* _What is being asked_:
Pull every line with the word "Endpoint" out of the entries below.

Dataset records
● ● ● ● ● ● ●
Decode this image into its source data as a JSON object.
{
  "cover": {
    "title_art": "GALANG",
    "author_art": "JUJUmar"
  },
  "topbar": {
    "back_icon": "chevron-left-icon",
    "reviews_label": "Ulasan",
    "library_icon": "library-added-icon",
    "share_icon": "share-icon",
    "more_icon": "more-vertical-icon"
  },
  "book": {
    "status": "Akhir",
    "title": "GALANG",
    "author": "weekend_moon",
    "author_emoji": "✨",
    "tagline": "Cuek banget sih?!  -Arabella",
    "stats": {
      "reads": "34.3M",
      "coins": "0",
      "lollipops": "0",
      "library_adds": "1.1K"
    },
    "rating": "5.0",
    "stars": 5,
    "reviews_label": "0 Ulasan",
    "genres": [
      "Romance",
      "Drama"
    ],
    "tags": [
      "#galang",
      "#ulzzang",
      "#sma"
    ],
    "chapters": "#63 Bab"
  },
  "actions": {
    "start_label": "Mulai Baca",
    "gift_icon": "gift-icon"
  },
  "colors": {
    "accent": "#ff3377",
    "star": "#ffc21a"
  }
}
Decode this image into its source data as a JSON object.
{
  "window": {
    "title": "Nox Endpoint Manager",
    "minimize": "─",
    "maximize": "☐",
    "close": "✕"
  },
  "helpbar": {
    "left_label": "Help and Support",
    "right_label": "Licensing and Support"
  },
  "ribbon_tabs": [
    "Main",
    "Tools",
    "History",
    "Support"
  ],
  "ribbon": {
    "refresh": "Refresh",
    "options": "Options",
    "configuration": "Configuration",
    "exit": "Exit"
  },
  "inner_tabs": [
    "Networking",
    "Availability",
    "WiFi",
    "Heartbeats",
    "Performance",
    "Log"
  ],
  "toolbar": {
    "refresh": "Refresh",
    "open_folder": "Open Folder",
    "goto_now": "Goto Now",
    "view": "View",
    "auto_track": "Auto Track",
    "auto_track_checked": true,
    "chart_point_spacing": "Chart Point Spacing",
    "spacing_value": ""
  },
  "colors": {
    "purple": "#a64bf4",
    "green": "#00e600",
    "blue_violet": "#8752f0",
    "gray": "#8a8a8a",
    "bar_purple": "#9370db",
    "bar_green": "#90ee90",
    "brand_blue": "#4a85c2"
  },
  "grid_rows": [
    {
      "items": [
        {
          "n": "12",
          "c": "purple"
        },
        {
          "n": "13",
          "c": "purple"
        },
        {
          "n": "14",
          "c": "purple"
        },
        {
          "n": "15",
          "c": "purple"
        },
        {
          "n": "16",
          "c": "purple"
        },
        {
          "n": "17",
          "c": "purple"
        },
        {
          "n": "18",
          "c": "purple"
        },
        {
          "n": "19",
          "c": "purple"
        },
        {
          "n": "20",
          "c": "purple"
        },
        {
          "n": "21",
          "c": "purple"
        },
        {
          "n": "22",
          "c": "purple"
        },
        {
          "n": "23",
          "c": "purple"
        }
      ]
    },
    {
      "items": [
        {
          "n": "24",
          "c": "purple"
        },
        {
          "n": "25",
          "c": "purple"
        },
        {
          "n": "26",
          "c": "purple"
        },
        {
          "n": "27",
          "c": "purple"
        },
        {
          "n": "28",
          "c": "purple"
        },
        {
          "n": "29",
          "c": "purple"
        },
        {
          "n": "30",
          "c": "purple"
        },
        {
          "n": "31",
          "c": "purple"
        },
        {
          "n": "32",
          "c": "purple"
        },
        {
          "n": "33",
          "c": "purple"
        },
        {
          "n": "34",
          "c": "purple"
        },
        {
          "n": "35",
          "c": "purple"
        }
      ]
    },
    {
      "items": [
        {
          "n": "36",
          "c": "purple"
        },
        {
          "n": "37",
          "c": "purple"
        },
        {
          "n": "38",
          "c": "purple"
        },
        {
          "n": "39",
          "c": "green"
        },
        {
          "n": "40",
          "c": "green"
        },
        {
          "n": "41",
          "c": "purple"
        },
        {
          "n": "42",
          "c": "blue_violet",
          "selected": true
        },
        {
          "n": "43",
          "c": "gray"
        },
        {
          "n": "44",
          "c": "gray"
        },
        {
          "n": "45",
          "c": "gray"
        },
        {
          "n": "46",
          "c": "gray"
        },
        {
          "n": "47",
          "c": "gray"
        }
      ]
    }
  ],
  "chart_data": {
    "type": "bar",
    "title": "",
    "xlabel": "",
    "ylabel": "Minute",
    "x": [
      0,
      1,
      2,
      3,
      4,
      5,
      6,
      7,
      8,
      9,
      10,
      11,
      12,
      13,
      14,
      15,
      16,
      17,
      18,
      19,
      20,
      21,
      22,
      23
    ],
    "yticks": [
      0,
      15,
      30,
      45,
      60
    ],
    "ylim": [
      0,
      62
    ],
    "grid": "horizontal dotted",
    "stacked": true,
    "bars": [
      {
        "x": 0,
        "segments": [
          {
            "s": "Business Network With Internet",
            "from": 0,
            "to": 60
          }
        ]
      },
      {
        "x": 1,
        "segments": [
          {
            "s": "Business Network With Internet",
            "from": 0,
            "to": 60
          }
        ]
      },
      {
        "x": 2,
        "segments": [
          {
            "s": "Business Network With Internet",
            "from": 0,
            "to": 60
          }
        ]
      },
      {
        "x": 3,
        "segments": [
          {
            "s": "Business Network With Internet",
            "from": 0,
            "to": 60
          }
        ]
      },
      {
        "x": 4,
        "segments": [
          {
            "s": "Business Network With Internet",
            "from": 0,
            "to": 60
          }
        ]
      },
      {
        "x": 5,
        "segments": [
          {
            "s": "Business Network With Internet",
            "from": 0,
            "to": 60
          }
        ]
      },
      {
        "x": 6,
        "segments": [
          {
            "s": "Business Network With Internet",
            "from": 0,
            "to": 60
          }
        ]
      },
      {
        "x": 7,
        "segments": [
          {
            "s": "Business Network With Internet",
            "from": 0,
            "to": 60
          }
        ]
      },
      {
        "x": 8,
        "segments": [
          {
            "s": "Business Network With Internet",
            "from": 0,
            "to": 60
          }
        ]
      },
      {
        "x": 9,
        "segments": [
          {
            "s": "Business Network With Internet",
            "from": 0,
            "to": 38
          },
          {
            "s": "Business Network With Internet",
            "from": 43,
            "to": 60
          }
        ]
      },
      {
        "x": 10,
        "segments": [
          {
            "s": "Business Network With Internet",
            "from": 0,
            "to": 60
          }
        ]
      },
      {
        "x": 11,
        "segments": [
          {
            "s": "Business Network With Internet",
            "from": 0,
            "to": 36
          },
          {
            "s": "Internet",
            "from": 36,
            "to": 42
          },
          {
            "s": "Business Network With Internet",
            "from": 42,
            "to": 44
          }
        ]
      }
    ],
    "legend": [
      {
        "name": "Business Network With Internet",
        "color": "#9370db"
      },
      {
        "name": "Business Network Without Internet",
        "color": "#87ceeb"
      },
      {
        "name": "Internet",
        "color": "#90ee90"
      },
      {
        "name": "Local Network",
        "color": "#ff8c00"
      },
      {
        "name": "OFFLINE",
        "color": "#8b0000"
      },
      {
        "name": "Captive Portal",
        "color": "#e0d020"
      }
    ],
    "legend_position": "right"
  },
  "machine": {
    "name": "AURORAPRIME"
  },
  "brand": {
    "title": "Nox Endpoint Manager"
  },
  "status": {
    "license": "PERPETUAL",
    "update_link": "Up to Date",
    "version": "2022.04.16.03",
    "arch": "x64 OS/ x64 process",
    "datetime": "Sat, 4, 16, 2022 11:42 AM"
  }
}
● ● ● ● ● ● ●
* _The output_:
    "title": "Nox Endpoint Manager",
    "title": "Nox Endpoint Manager"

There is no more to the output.